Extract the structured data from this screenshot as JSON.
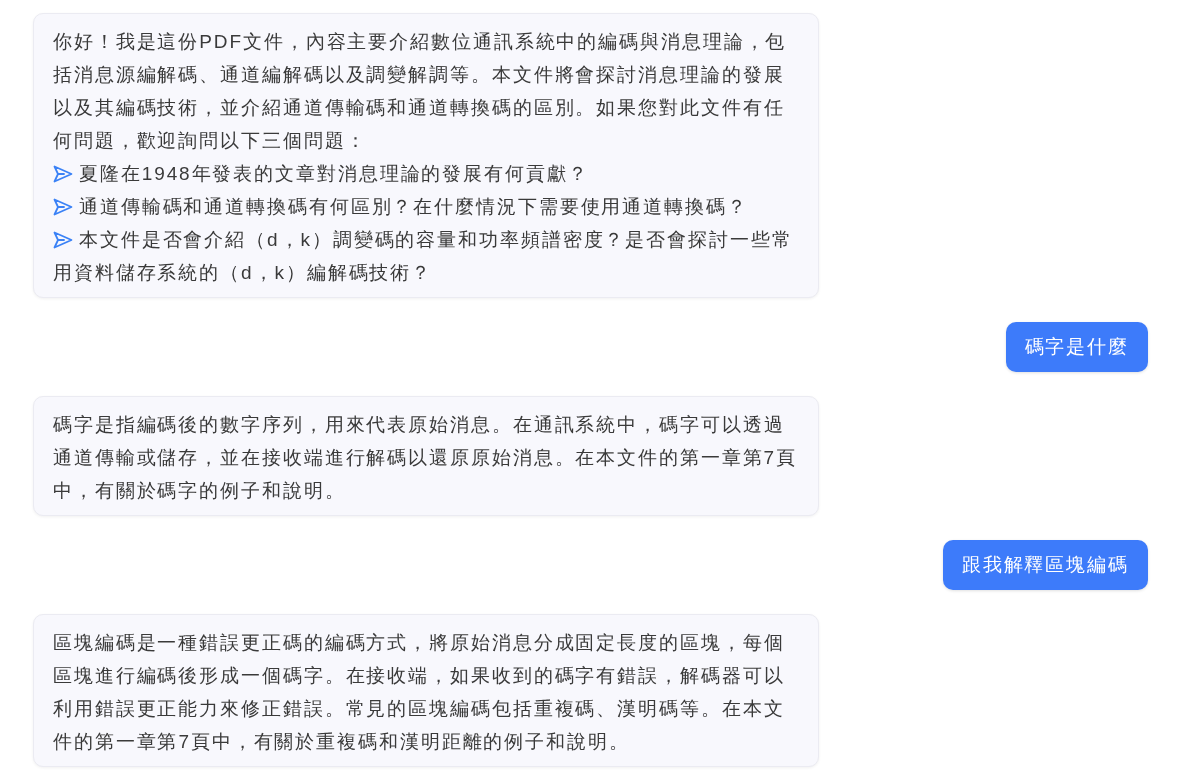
{
  "messages": [
    {
      "kind": "bot",
      "text": "你好！我是這份PDF文件，內容主要介紹數位通訊系統中的編碼與消息理論，包括消息源編解碼、通道編解碼以及調變解調等。本文件將會探討消息理論的發展以及其編碼技術，並介紹通道傳輸碼和通道轉換碼的區別。如果您對此文件有任何問題，歡迎詢問以下三個問題：",
      "questions": [
        "夏隆在1948年發表的文章對消息理論的發展有何貢獻？",
        "通道傳輸碼和通道轉換碼有何區別？在什麼情況下需要使用通道轉換碼？",
        "本文件是否會介紹（d，k）調變碼的容量和功率頻譜密度？是否會探討一些常用資料儲存系統的（d，k）編解碼技術？"
      ]
    },
    {
      "kind": "user",
      "text": "碼字是什麼"
    },
    {
      "kind": "bot",
      "text": "碼字是指編碼後的數字序列，用來代表原始消息。在通訊系統中，碼字可以透過通道傳輸或儲存，並在接收端進行解碼以還原原始消息。在本文件的第一章第7頁中，有關於碼字的例子和說明。"
    },
    {
      "kind": "user",
      "text": "跟我解釋區塊編碼"
    },
    {
      "kind": "bot",
      "text": "區塊編碼是一種錯誤更正碼的編碼方式，將原始消息分成固定長度的區塊，每個區塊進行編碼後形成一個碼字。在接收端，如果收到的碼字有錯誤，解碼器可以利用錯誤更正能力來修正錯誤。常見的區塊編碼包括重複碼、漢明碼等。在本文件的第一章第7頁中，有關於重複碼和漢明距離的例子和說明。"
    }
  ]
}
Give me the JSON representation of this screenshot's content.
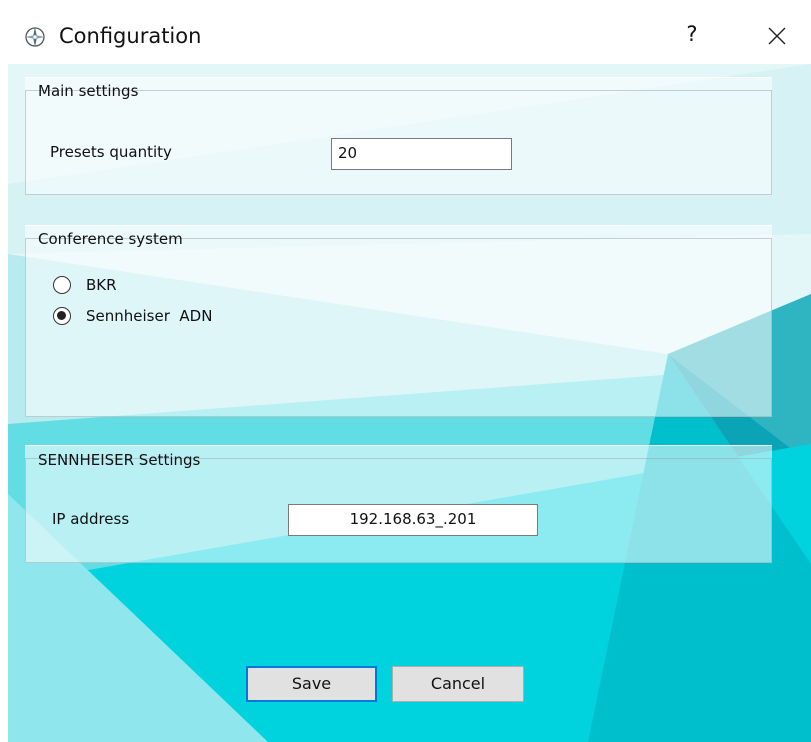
{
  "window": {
    "title": "Configuration",
    "help_label": "?",
    "app_icon": "compass-icon",
    "close_icon": "close-icon"
  },
  "main_settings": {
    "title": "Main settings",
    "presets_label": "Presets quantity",
    "presets_value": "20"
  },
  "conference_system": {
    "title": "Conference system",
    "options": [
      {
        "label": "BKR",
        "selected": false
      },
      {
        "label": "Sennheiser  ADN",
        "selected": true
      }
    ]
  },
  "sennheiser_settings": {
    "title": "SENNHEISER Settings",
    "ip_label": "IP address",
    "ip_value": "192.168.63_.201"
  },
  "buttons": {
    "save": "Save",
    "cancel": "Cancel"
  },
  "colors": {
    "accent": "#0078d7",
    "background_teal": "#00c8d2"
  }
}
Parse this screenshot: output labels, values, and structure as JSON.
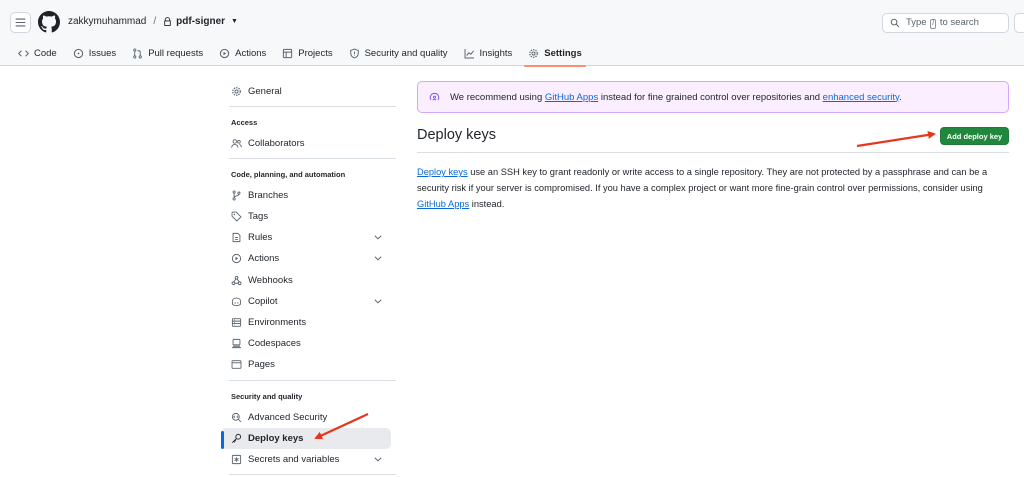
{
  "header": {
    "owner": "zakkymuhammad",
    "separator": "/",
    "repo": "pdf-signer",
    "search_prefix": "Type",
    "search_key": "/",
    "search_suffix": "to search"
  },
  "tabs": [
    {
      "label": "Code",
      "icon": "code-icon"
    },
    {
      "label": "Issues",
      "icon": "issue-icon"
    },
    {
      "label": "Pull requests",
      "icon": "pull-request-icon"
    },
    {
      "label": "Actions",
      "icon": "play-icon"
    },
    {
      "label": "Projects",
      "icon": "table-icon"
    },
    {
      "label": "Security and quality",
      "icon": "shield-icon"
    },
    {
      "label": "Insights",
      "icon": "graph-icon"
    },
    {
      "label": "Settings",
      "icon": "gear-icon",
      "active": true
    }
  ],
  "sidebar": {
    "general": "General",
    "access_title": "Access",
    "collaborators": "Collaborators",
    "code_title": "Code, planning, and automation",
    "branches": "Branches",
    "tags": "Tags",
    "rules": "Rules",
    "actions": "Actions",
    "webhooks": "Webhooks",
    "copilot": "Copilot",
    "environments": "Environments",
    "codespaces": "Codespaces",
    "pages": "Pages",
    "security_title": "Security and quality",
    "advanced_security": "Advanced Security",
    "deploy_keys": "Deploy keys",
    "secrets": "Secrets and variables"
  },
  "flash": {
    "text1": "We recommend using",
    "link1": "GitHub Apps",
    "text2": "instead for fine grained control over repositories and",
    "link2": "enhanced security",
    "text3": "."
  },
  "main": {
    "title": "Deploy keys",
    "add_button": "Add deploy key",
    "desc_link1": "Deploy keys",
    "desc_text1": " use an SSH key to grant readonly or write access to a single repository. They are not protected by a passphrase and can be a security risk if your server is compromised. If you have a complex project or want more fine-grain control over permissions, consider using ",
    "desc_link2": "GitHub Apps",
    "desc_text2": " instead."
  },
  "colors": {
    "accent_green": "#1f883d",
    "link_blue": "#0969da",
    "annotation_red": "#e8361d",
    "active_tab_underline": "#fd8c73"
  }
}
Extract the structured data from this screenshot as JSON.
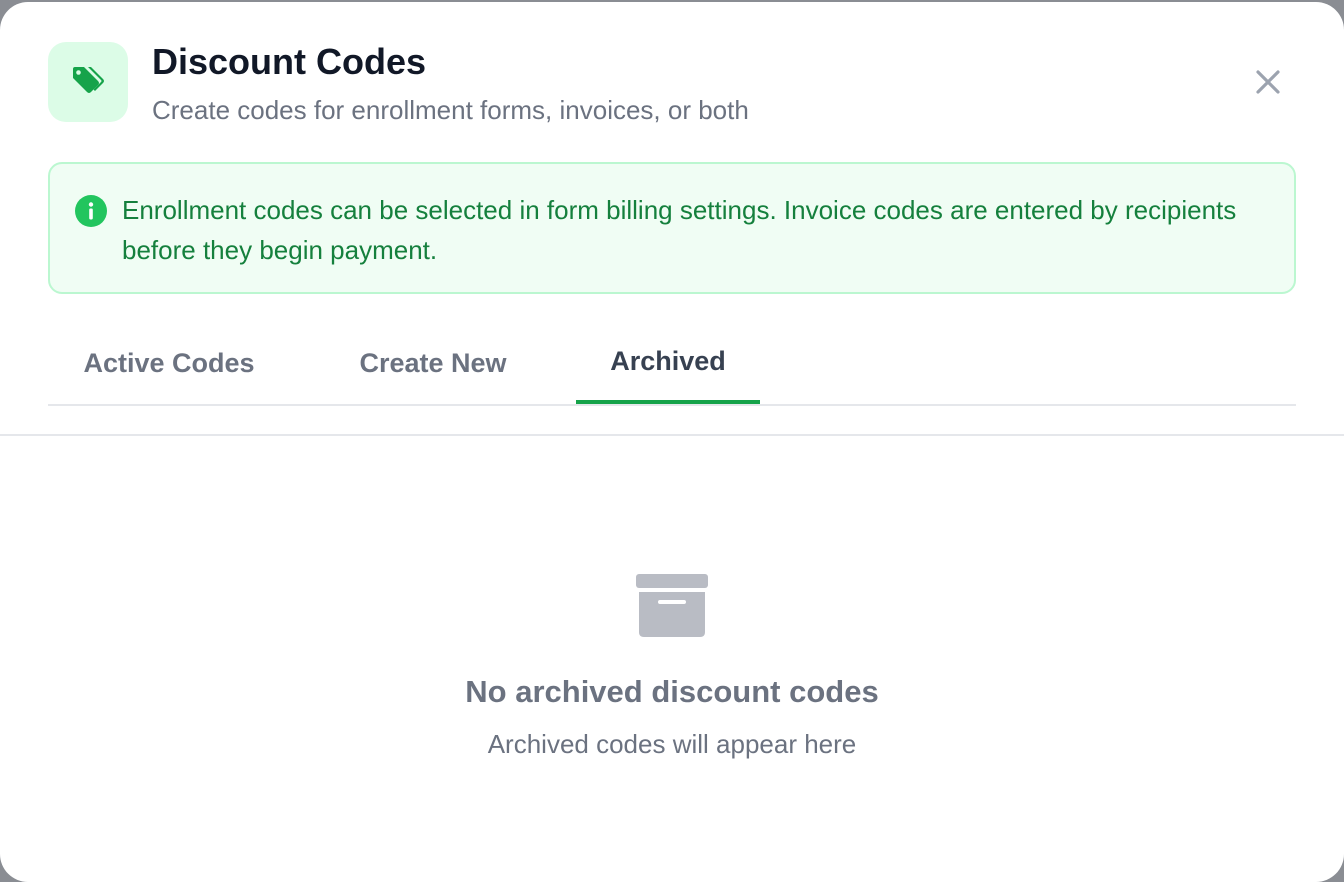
{
  "header": {
    "icon": "tags-icon",
    "title": "Discount Codes",
    "subtitle": "Create codes for enrollment forms, invoices, or both",
    "close_icon": "close-icon"
  },
  "info_banner": {
    "icon": "info-icon",
    "text": "Enrollment codes can be selected in form billing settings. Invoice codes are entered by recipients before they begin payment."
  },
  "tabs": [
    {
      "label": "Active Codes",
      "active": false
    },
    {
      "label": "Create New",
      "active": false
    },
    {
      "label": "Archived",
      "active": true
    }
  ],
  "empty_state": {
    "icon": "archive-box-icon",
    "title": "No archived discount codes",
    "subtitle": "Archived codes will appear here"
  },
  "colors": {
    "accent": "#16a34a",
    "accent_bg": "#dcfce7",
    "banner_bg": "#f0fdf4",
    "banner_border": "#bbf7d0",
    "banner_text": "#15803d",
    "title": "#111827",
    "muted": "#6b7280"
  }
}
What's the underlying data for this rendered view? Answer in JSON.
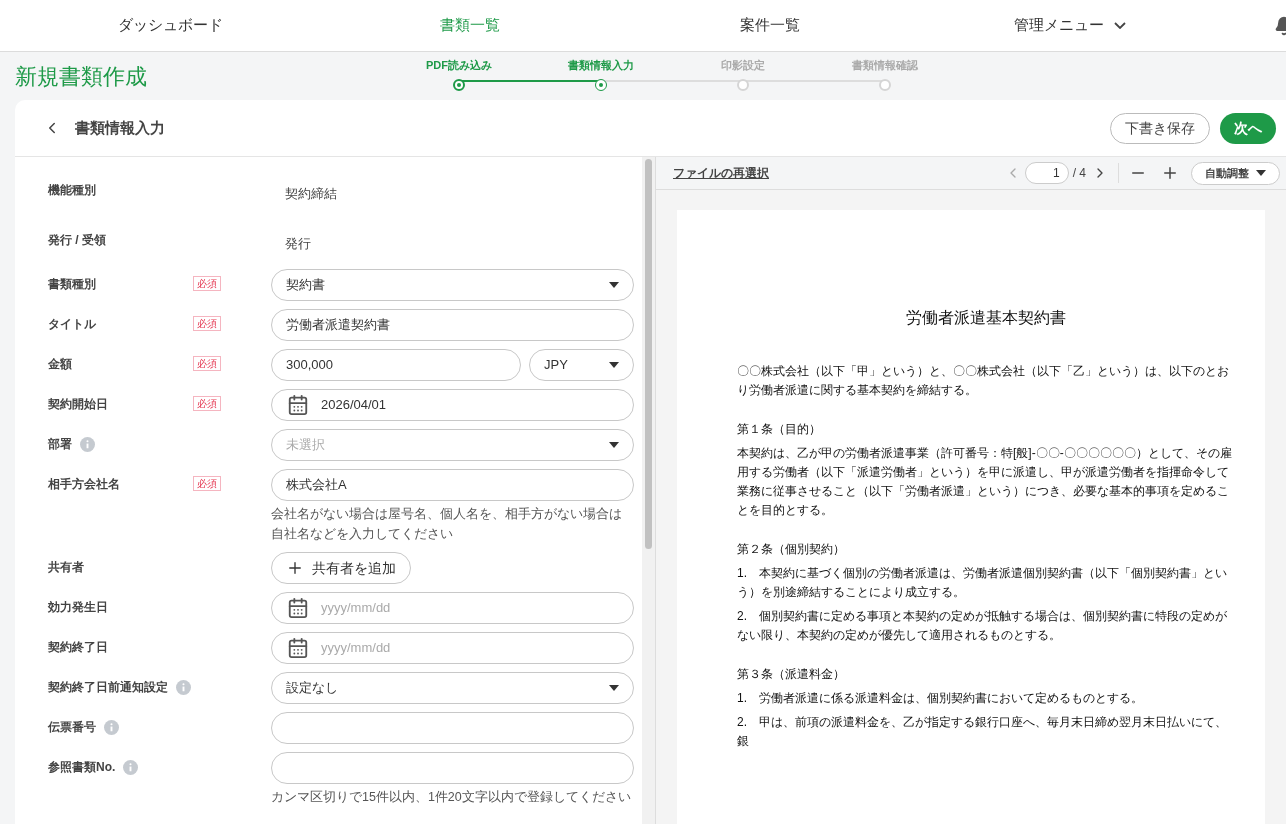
{
  "nav": {
    "items": [
      {
        "label": "ダッシュボード",
        "selected": false,
        "menu": false
      },
      {
        "label": "書類一覧",
        "selected": true,
        "menu": false
      },
      {
        "label": "案件一覧",
        "selected": false,
        "menu": false
      },
      {
        "label": "管理メニュー",
        "selected": false,
        "menu": true
      }
    ]
  },
  "page_title": "新規書類作成",
  "steps": [
    {
      "label": "PDF読み込み",
      "done": true,
      "selected": false
    },
    {
      "label": "書類情報入力",
      "done": false,
      "selected": true
    },
    {
      "label": "印影設定",
      "done": false,
      "selected": false
    },
    {
      "label": "書類情報確認",
      "done": false,
      "selected": false
    }
  ],
  "card": {
    "title": "書類情報入力",
    "buttons": [
      {
        "label": "下書き保存",
        "kind": "outline"
      },
      {
        "label": "次へ",
        "kind": "primary"
      }
    ]
  },
  "form": [
    {
      "kind": "static",
      "label": "機能種別",
      "info": false,
      "value": "契約締結"
    },
    {
      "kind": "static",
      "label": "発行 / 受領",
      "info": false,
      "value": "発行"
    },
    {
      "kind": "select",
      "label": "書類種別",
      "required_badge": "必須",
      "info": false,
      "value": "契約書"
    },
    {
      "kind": "text",
      "label": "タイトル",
      "required_badge": "必須",
      "info": false,
      "value": "労働者派遣契約書"
    },
    {
      "kind": "amount",
      "label": "金額",
      "required_badge": "必須",
      "info": false,
      "value": "300,000",
      "currency": "JPY"
    },
    {
      "kind": "date",
      "label": "契約開始日",
      "required_badge": "必須",
      "info": false,
      "value": "2026/04/01"
    },
    {
      "kind": "select",
      "label": "部署",
      "info": true,
      "placeholder": "未選択"
    },
    {
      "kind": "text",
      "label": "相手方会社名",
      "required_badge": "必須",
      "info": false,
      "value": "株式会社A",
      "note": "会社名がない場合は屋号名、個人名を、相手方がない場合は自社名などを入力してください"
    },
    {
      "kind": "button",
      "label": "共有者",
      "info": false,
      "button": "共有者を追加"
    },
    {
      "kind": "date",
      "label": "効力発生日",
      "info": false,
      "placeholder": "yyyy/mm/dd"
    },
    {
      "kind": "date",
      "label": "契約終了日",
      "info": false,
      "placeholder": "yyyy/mm/dd"
    },
    {
      "kind": "select",
      "label": "契約終了日前通知設定",
      "info": true,
      "value": "設定なし"
    },
    {
      "kind": "text",
      "label": "伝票番号",
      "info": true
    },
    {
      "kind": "text",
      "label": "参照書類No.",
      "info": true,
      "note": "カンマ区切りで15件以内、1件20文字以内で登録してください"
    }
  ],
  "viewer": {
    "reselect": "ファイルの再選択",
    "page": "1",
    "total": "/ 4",
    "zoom": "自動調整",
    "document": [
      {
        "kind": "title",
        "text": "労働者派遣基本契約書"
      },
      {
        "kind": "para",
        "text": "〇〇株式会社（以下「甲」という）と、〇〇株式会社（以下「乙」という）は、以下のとおり労働者派遣に関する基本契約を締結する。"
      },
      {
        "kind": "heading",
        "text": "第１条（目的）"
      },
      {
        "kind": "para",
        "text": "本契約は、乙が甲の労働者派遣事業（許可番号：特[般]-〇〇-〇〇〇〇〇〇）として、その雇用する労働者（以下「派遣労働者」という）を甲に派遣し、甲が派遣労働者を指揮命令して業務に従事させること（以下「労働者派遣」という）につき、必要な基本的事項を定めることを目的とする。"
      },
      {
        "kind": "heading",
        "text": "第２条（個別契約）"
      },
      {
        "kind": "para",
        "text": "1.　本契約に基づく個別の労働者派遣は、労働者派遣個別契約書（以下「個別契約書」という）を別途締結することにより成立する。"
      },
      {
        "kind": "para",
        "text": "2.　個別契約書に定める事項と本契約の定めが抵触する場合は、個別契約書に特段の定めがない限り、本契約の定めが優先して適用されるものとする。"
      },
      {
        "kind": "heading",
        "text": "第３条（派遣料金）"
      },
      {
        "kind": "para",
        "text": "1.　労働者派遣に係る派遣料金は、個別契約書において定めるものとする。"
      },
      {
        "kind": "para",
        "text": "2.　甲は、前項の派遣料金を、乙が指定する銀行口座へ、毎月末日締め翌月末日払いにて、銀"
      }
    ]
  }
}
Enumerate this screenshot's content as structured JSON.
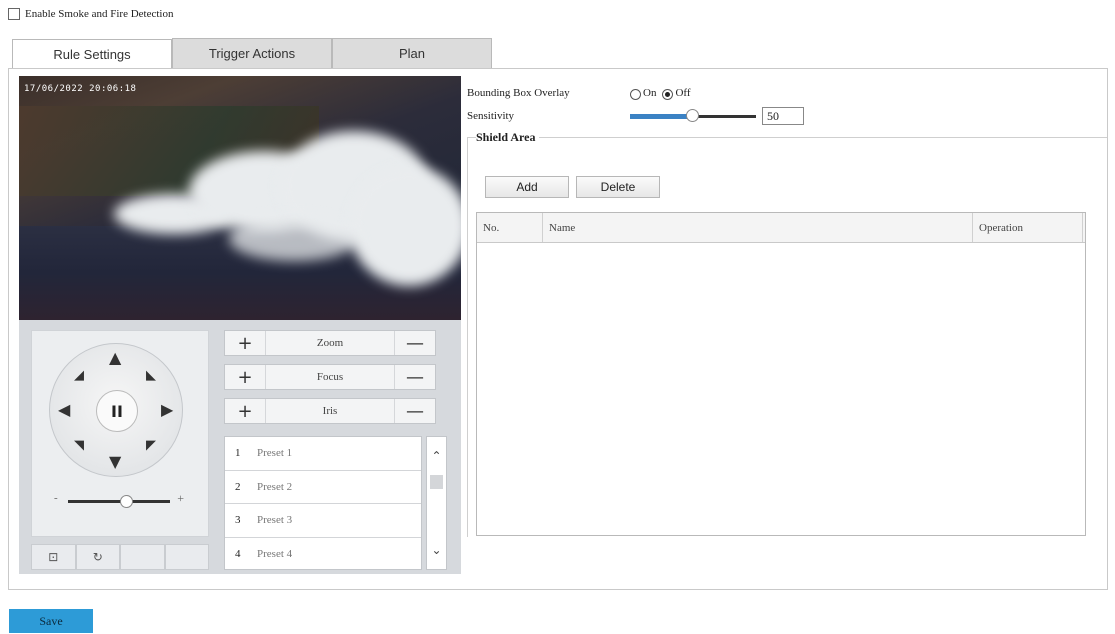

◆ Task to carry out ◆
Give the count of lines containing "instead", with no added text.

◆ Full response ◆
2